Problem description — Your task is to reproduce the material exactly.

★ ★ ★

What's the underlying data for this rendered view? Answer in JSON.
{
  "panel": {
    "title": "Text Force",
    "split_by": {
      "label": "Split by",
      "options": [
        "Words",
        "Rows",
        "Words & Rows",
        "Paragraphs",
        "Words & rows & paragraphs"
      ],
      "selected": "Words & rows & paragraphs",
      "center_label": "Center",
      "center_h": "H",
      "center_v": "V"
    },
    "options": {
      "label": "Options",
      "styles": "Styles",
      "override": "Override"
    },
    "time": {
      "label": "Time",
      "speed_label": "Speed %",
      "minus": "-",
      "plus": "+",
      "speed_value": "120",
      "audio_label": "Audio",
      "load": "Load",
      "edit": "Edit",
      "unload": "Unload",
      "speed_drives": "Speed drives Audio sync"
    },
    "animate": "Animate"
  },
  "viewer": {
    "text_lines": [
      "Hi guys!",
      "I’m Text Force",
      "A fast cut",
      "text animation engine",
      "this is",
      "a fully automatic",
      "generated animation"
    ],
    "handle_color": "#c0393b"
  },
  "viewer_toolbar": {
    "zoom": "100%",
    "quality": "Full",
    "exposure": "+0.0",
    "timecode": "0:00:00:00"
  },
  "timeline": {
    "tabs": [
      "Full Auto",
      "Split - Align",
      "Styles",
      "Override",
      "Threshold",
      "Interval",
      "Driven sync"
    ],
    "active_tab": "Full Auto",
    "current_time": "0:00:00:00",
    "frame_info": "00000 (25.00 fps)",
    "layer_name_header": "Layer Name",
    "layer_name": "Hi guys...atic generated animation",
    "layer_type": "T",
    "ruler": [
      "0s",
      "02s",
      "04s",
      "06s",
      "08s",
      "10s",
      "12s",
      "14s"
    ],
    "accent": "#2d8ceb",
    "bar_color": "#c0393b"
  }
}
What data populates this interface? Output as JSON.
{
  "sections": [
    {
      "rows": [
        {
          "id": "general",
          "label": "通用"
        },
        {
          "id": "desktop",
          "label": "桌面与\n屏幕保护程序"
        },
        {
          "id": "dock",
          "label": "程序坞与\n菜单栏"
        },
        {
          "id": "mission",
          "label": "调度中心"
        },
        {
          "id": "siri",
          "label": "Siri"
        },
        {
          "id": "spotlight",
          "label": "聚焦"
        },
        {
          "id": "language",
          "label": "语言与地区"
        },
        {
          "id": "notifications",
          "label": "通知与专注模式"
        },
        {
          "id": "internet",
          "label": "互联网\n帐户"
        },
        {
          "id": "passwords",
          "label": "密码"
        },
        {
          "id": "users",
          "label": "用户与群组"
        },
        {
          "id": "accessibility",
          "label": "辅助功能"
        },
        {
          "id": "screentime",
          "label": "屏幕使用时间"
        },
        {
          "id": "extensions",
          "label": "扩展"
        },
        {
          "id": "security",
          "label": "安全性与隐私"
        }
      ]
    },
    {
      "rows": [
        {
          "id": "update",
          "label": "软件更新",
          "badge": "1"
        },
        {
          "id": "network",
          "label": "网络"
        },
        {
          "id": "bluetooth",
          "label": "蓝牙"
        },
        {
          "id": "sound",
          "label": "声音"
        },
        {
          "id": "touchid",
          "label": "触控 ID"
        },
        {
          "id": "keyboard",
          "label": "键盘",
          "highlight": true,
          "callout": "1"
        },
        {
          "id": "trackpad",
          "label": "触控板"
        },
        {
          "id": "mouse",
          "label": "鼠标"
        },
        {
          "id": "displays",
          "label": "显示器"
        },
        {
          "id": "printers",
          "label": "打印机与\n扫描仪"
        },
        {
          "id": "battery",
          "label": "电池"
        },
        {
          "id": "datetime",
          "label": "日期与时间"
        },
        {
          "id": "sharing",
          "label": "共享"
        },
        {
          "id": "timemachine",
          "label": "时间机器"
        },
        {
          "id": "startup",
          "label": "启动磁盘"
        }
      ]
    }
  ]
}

★ ★ ★

Result of the exercise —
What's the underlying data for this rendered view? Answer in JSON.
{
  "panel": {
    "title": "Text Force",
    "split_by": {
      "label": "Split by",
      "options": [
        "Words",
        "Rows",
        "Words & Rows",
        "Paragraphs",
        "Words & rows & paragraphs"
      ],
      "selected": "Words & rows & paragraphs",
      "center_label": "Center",
      "center_h": "H",
      "center_v": "V"
    },
    "options": {
      "label": "Options",
      "styles": "Styles",
      "override": "Override"
    },
    "time": {
      "label": "Time",
      "speed_label": "Speed %",
      "minus": "-",
      "plus": "+",
      "speed_value": "120",
      "audio_label": "Audio",
      "load": "Load",
      "edit": "Edit",
      "unload": "Unload",
      "speed_drives": "Speed drives Audio sync"
    },
    "animate": "Animate"
  },
  "viewer": {
    "text_lines": [
      "Hi guys!",
      "I’m Text Force",
      "A fast cut",
      "text animation engine",
      "this is",
      "a fully automatic",
      "generated animation"
    ],
    "handle_color": "#c0393b"
  },
  "viewer_toolbar": {
    "zoom": "100%",
    "quality": "Full",
    "exposure": "+0.0",
    "timecode": "0:00:00:00"
  },
  "timeline": {
    "tabs": [
      "Full Auto",
      "Split - Align",
      "Styles",
      "Override",
      "Threshold",
      "Interval",
      "Driven sync"
    ],
    "active_tab": "Full Auto",
    "current_time": "0:00:00:00",
    "frame_info": "00000 (25.00 fps)",
    "layer_name_header": "Layer Name",
    "layer_name": "Hi guys...atic generated animation",
    "layer_type": "T",
    "ruler": [
      "0s",
      "02s",
      "04s",
      "06s",
      "08s",
      "10s",
      "12s",
      "14s"
    ],
    "accent": "#2d8ceb",
    "bar_color": "#c0393b"
  }
}
What data populates this interface? Output as JSON.
{
  "sections": [
    {
      "rows": [
        {
          "id": "general",
          "label": "通用"
        },
        {
          "id": "desktop",
          "label": "桌面与\n屏幕保护程序"
        },
        {
          "id": "dock",
          "label": "程序坞与\n菜单栏"
        },
        {
          "id": "mission",
          "label": "调度中心"
        },
        {
          "id": "siri",
          "label": "Siri"
        },
        {
          "id": "spotlight",
          "label": "聚焦"
        },
        {
          "id": "language",
          "label": "语言与地区"
        },
        {
          "id": "notifications",
          "label": "通知与专注模式"
        },
        {
          "id": "internet",
          "label": "互联网\n帐户"
        },
        {
          "id": "passwords",
          "label": "密码"
        },
        {
          "id": "users",
          "label": "用户与群组"
        },
        {
          "id": "accessibility",
          "label": "辅助功能"
        },
        {
          "id": "screentime",
          "label": "屏幕使用时间"
        },
        {
          "id": "extensions",
          "label": "扩展"
        },
        {
          "id": "security",
          "label": "安全性与隐私"
        }
      ]
    },
    {
      "rows": [
        {
          "id": "update",
          "label": "软件更新",
          "badge": "1"
        },
        {
          "id": "network",
          "label": "网络"
        },
        {
          "id": "bluetooth",
          "label": "蓝牙"
        },
        {
          "id": "sound",
          "label": "声音"
        },
        {
          "id": "touchid",
          "label": "触控 ID"
        },
        {
          "id": "keyboard",
          "label": "键盘",
          "highlight": true,
          "callout": "1"
        },
        {
          "id": "trackpad",
          "label": "触控板"
        },
        {
          "id": "mouse",
          "label": "鼠标"
        },
        {
          "id": "displays",
          "label": "显示器"
        },
        {
          "id": "printers",
          "label": "打印机与\n扫描仪"
        },
        {
          "id": "battery",
          "label": "电池"
        },
        {
          "id": "datetime",
          "label": "日期与时间"
        },
        {
          "id": "sharing",
          "label": "共享"
        },
        {
          "id": "timemachine",
          "label": "时间机器"
        },
        {
          "id": "startup",
          "label": "启动磁盘"
        }
      ]
    }
  ]
}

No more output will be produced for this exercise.